GIVEN REQUEST -
Select and copy out every line in the records containing "ინდექსი".

--------------------------------

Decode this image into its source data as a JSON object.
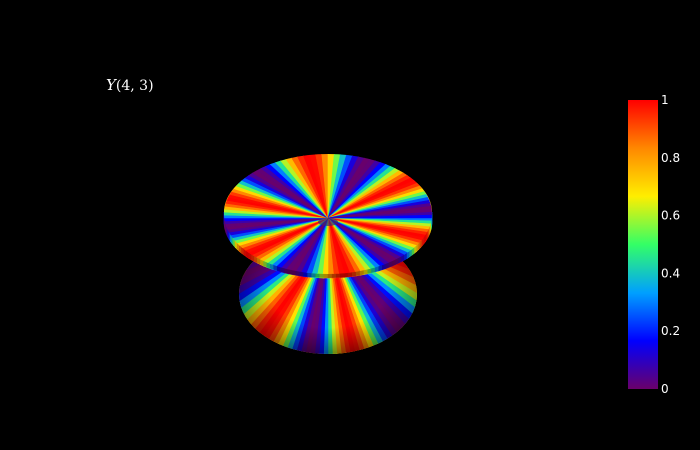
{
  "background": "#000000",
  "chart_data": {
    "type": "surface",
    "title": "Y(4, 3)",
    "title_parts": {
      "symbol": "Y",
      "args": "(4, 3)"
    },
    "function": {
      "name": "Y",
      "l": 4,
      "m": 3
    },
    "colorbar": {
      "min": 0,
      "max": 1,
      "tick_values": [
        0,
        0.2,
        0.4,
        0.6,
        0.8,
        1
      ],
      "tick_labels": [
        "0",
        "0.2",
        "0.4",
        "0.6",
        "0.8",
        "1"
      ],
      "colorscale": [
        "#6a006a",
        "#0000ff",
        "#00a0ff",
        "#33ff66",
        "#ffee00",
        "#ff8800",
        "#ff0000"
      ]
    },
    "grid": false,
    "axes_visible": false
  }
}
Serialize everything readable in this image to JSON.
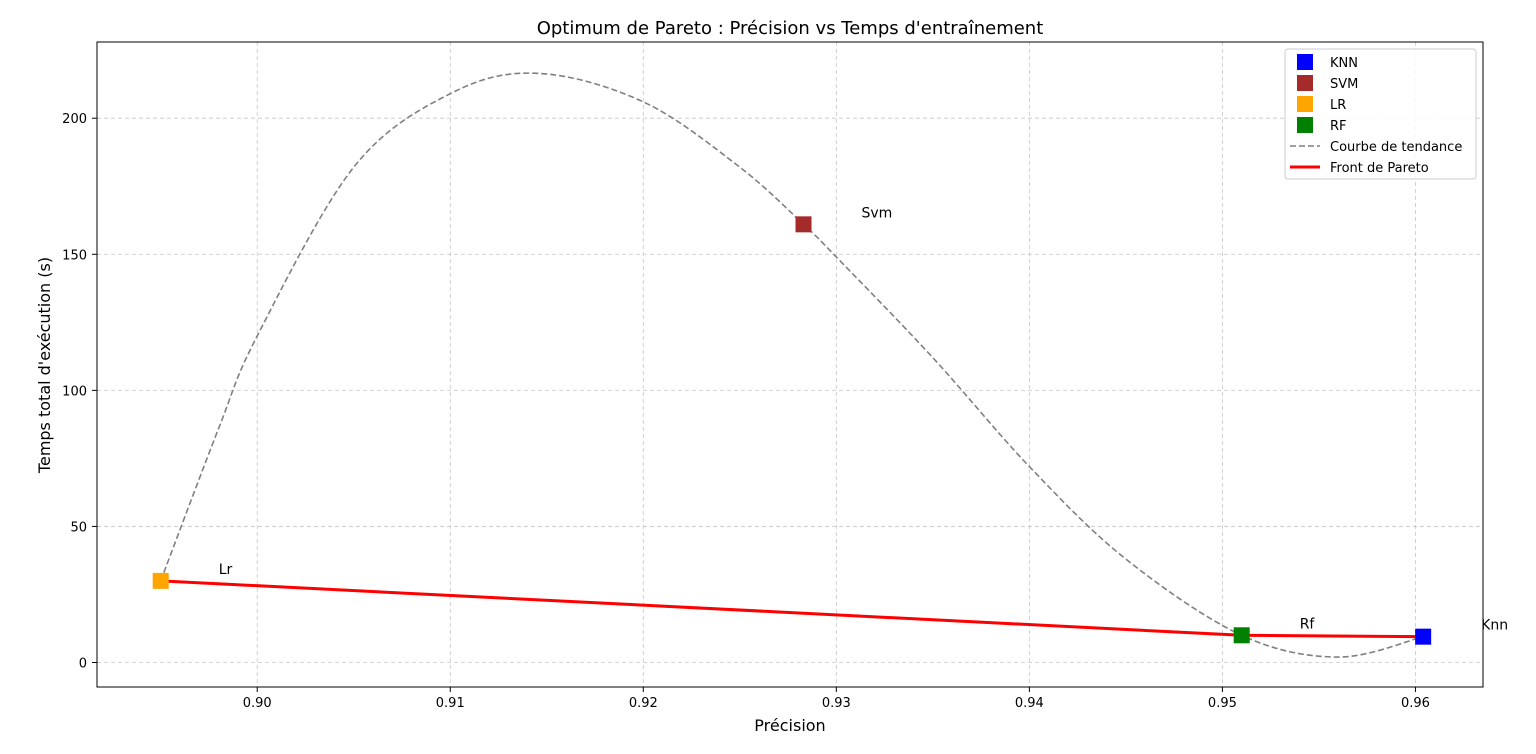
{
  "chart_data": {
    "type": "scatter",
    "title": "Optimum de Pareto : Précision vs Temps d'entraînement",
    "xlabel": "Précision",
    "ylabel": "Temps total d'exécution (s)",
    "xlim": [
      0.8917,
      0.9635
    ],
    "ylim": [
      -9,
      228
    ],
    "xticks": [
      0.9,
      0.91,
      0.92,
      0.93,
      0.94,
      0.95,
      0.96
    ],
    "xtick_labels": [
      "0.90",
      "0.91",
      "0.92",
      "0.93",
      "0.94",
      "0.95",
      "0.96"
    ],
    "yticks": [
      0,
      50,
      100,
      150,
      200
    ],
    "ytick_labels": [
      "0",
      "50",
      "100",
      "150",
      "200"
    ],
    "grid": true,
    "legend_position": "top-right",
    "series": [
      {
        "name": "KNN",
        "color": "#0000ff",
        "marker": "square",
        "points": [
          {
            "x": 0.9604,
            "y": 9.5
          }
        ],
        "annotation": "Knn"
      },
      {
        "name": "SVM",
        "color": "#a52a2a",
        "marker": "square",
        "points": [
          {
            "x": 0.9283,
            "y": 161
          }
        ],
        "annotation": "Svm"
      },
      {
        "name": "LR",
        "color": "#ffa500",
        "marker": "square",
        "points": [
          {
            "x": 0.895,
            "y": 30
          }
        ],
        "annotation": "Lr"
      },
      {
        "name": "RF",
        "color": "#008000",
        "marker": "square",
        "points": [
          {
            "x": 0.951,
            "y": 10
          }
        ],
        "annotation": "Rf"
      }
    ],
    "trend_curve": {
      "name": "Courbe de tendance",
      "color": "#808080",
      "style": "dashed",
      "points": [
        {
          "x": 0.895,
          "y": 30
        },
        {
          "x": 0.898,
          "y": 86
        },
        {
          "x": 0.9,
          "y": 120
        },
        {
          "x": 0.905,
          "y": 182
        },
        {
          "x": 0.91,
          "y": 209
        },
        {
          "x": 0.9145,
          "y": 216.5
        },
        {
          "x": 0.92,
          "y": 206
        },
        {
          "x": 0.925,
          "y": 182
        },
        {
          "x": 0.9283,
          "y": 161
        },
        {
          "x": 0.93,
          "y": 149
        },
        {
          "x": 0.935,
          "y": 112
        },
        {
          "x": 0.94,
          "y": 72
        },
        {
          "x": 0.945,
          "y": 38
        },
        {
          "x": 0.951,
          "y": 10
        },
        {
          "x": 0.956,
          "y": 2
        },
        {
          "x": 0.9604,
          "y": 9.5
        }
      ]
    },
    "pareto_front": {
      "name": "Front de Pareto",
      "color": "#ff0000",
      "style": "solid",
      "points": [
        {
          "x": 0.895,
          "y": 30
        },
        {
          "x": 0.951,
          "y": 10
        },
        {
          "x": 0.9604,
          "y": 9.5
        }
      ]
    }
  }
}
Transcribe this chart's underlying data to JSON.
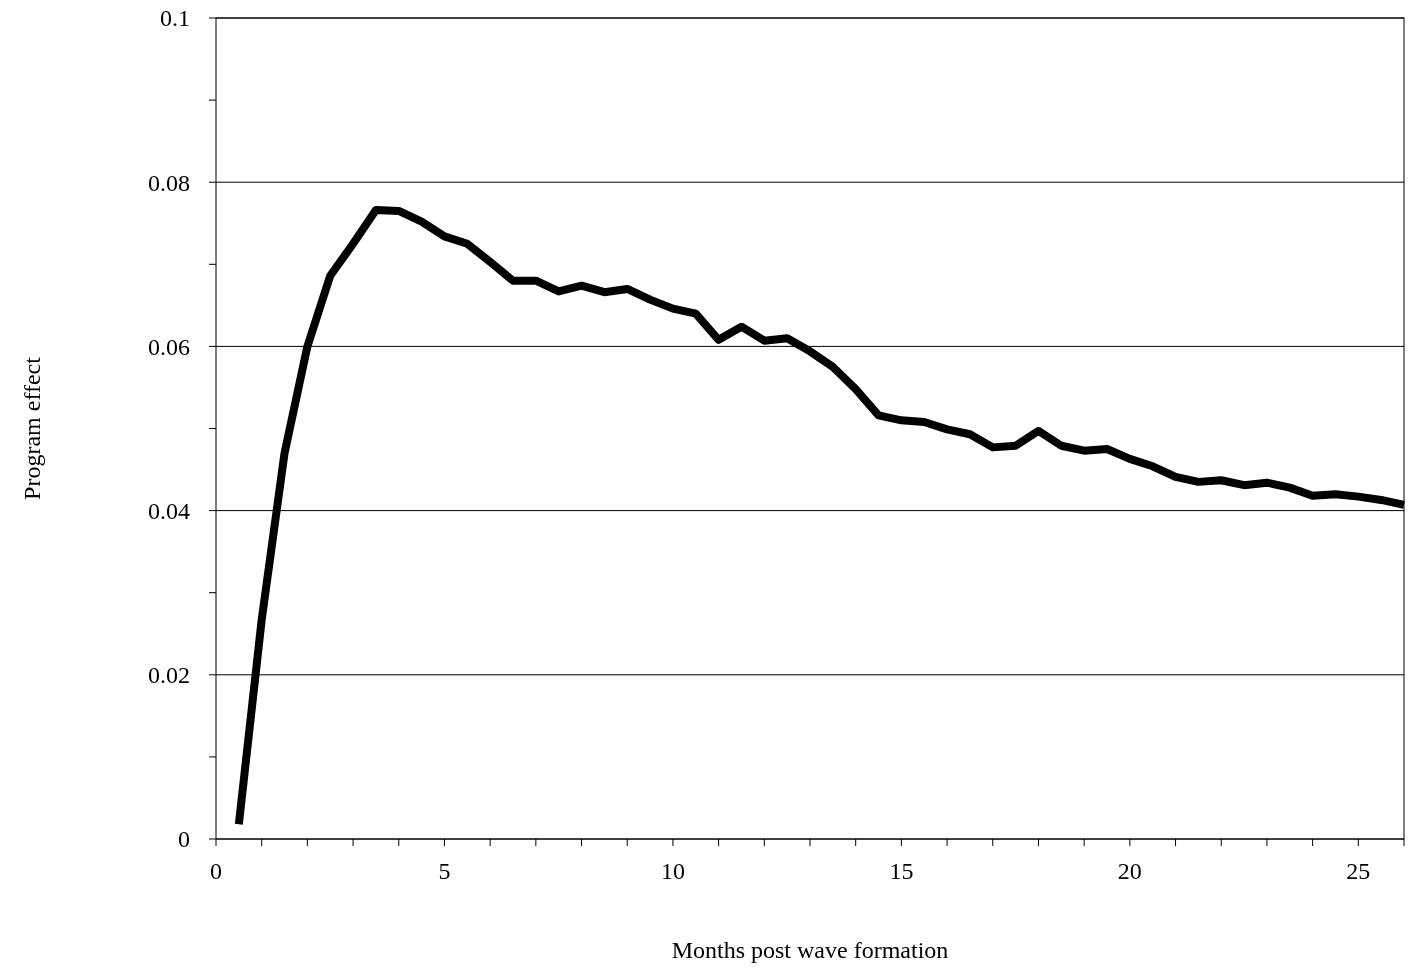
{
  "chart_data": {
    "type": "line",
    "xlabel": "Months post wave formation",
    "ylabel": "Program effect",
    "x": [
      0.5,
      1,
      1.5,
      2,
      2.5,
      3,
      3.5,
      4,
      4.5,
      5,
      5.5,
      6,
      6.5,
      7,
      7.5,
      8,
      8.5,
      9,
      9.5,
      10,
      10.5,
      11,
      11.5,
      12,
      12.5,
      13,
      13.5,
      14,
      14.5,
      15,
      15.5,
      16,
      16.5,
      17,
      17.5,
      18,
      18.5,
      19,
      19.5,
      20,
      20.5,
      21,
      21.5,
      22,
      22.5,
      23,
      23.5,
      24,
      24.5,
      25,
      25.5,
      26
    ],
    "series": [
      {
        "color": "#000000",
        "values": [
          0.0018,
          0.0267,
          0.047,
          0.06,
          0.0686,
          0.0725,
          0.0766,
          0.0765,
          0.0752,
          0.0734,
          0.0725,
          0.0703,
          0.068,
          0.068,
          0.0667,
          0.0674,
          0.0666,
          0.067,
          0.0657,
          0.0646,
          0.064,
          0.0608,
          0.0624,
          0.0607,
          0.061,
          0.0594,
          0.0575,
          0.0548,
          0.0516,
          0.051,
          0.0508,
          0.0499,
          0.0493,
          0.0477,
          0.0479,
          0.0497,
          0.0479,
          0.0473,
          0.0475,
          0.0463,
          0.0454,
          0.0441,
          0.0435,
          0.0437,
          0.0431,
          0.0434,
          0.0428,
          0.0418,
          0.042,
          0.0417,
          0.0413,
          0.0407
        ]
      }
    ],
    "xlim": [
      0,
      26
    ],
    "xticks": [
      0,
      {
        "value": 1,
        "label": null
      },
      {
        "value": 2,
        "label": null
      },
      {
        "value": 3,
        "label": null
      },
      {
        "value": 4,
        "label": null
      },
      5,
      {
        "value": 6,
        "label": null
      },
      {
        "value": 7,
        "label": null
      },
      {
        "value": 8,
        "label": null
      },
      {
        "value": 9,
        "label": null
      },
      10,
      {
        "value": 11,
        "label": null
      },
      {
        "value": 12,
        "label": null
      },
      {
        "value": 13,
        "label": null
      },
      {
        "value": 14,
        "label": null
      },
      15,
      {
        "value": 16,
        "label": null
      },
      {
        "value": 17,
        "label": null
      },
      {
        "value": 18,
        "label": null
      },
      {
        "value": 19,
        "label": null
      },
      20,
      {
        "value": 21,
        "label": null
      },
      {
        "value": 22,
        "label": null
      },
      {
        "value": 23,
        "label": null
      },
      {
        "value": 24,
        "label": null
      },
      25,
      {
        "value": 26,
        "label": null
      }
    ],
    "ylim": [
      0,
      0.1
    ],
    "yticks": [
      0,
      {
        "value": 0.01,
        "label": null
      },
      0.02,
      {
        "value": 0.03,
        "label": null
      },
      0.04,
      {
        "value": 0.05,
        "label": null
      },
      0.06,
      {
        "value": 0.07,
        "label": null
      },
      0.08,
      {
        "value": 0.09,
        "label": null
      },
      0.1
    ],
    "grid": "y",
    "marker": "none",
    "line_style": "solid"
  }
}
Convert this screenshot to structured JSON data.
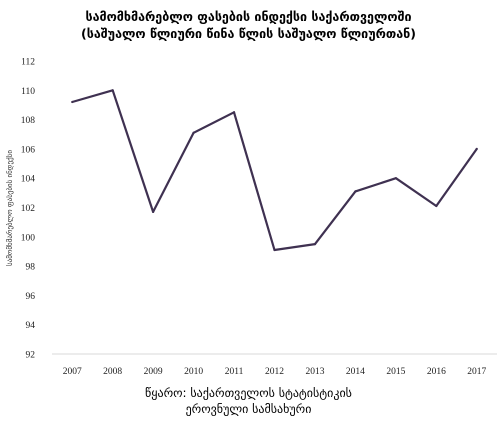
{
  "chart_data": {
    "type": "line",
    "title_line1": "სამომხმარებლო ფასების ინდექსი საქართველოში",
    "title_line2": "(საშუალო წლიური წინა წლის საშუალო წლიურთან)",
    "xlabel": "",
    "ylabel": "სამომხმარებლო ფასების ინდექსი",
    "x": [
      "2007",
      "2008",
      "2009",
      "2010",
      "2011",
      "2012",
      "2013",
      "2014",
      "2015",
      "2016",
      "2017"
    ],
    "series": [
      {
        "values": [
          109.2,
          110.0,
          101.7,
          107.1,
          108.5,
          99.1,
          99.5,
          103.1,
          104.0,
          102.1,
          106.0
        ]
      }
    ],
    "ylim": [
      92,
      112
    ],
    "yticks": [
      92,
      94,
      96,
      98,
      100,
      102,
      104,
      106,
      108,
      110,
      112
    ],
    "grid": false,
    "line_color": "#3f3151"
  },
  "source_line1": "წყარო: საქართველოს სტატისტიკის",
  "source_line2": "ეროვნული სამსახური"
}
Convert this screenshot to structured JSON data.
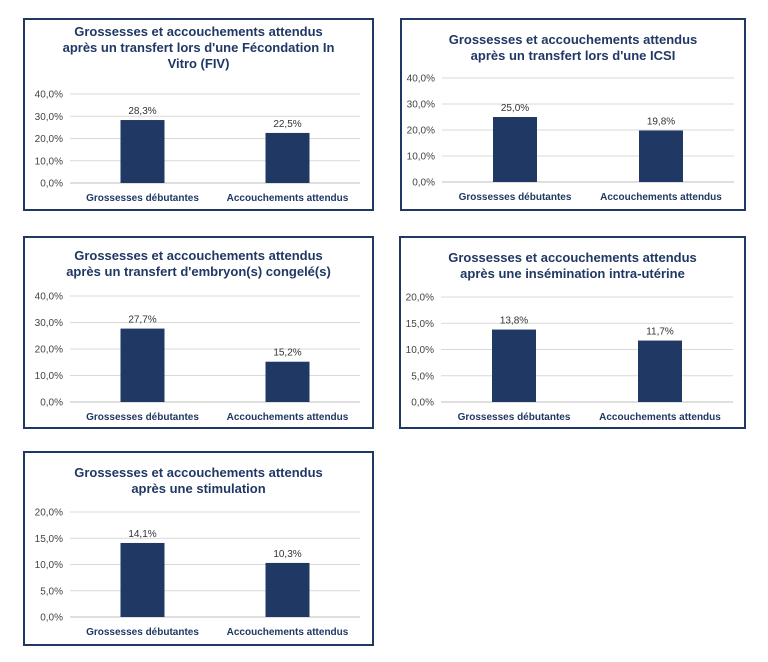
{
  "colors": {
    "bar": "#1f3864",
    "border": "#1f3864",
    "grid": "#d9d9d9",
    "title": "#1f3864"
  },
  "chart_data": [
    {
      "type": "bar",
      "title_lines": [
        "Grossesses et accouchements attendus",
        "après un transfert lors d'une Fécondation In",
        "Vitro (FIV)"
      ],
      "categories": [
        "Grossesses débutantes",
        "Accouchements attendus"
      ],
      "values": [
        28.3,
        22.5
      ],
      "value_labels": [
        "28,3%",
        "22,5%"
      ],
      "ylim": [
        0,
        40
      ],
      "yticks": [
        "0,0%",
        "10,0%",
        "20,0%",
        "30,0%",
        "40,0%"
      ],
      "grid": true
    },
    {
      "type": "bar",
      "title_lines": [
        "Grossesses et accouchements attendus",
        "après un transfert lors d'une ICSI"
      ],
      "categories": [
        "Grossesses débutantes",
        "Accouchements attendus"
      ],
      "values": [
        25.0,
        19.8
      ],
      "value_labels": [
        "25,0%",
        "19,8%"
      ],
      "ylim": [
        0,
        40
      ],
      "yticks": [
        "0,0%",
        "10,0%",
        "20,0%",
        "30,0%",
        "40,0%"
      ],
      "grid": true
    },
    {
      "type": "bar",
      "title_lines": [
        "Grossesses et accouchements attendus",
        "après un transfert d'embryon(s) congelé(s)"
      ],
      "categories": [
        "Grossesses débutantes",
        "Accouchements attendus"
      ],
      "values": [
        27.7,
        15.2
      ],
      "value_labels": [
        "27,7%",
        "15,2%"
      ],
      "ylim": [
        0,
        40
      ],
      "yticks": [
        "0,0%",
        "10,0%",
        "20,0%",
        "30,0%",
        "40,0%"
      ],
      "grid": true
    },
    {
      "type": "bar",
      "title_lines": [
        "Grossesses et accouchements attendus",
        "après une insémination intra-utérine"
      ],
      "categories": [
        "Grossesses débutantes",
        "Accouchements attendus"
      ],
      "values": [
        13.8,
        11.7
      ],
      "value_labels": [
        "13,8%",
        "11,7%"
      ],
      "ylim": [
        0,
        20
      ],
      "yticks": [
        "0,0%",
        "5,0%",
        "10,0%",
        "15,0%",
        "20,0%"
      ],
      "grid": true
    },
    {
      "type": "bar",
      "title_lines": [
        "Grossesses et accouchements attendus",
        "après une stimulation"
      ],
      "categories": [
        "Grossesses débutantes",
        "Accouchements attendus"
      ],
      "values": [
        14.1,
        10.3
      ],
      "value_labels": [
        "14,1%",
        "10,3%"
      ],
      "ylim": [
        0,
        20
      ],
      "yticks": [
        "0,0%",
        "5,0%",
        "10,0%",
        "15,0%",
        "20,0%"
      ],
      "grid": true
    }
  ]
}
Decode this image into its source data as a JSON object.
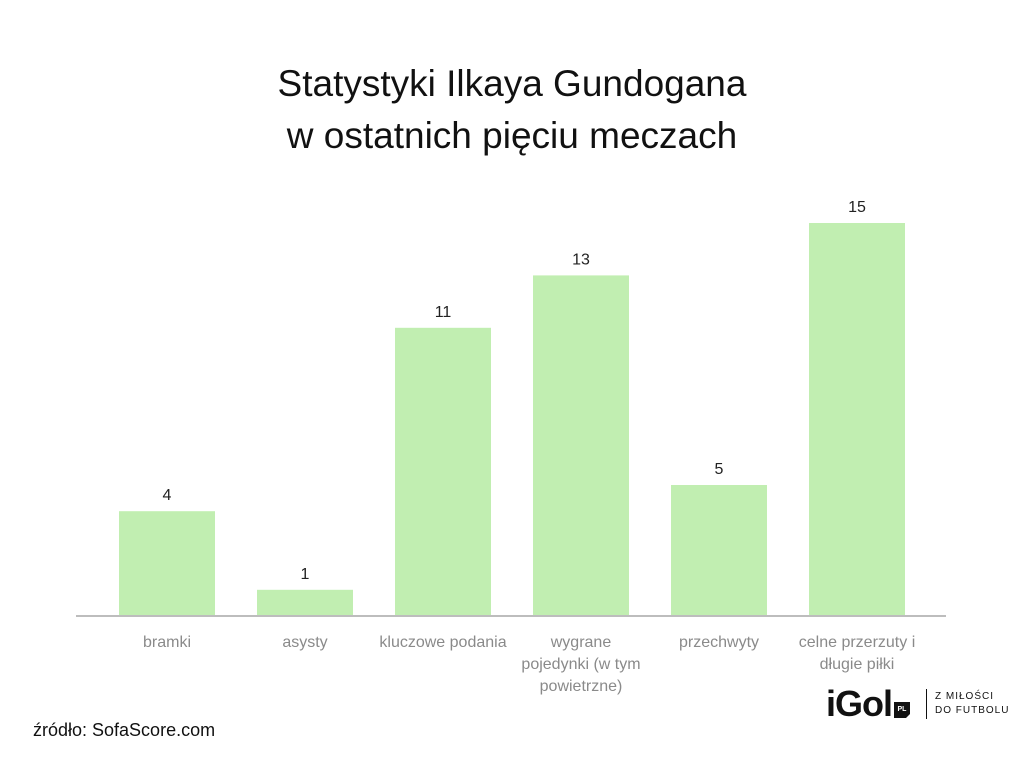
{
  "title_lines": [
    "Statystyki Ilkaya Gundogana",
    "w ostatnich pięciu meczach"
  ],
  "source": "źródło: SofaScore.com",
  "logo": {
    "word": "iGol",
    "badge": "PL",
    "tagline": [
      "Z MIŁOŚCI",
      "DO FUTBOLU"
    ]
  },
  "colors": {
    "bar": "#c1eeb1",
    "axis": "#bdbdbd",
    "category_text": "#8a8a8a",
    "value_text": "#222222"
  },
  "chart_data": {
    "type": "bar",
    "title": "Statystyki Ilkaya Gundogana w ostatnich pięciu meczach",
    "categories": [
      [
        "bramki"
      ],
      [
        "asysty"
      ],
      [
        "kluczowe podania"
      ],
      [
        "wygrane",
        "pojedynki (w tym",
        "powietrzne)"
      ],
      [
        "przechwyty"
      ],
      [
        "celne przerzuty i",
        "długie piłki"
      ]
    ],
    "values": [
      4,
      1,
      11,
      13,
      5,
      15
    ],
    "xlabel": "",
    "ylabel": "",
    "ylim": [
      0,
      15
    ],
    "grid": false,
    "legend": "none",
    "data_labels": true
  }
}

--------------------------------

EXERCISE ANSWER -
    "title_line1": "სამომხმარებლო ფასების ინდექსი საქართველოში",
    "ylabel": "სამომხმარებლო ფასების ინდექსი",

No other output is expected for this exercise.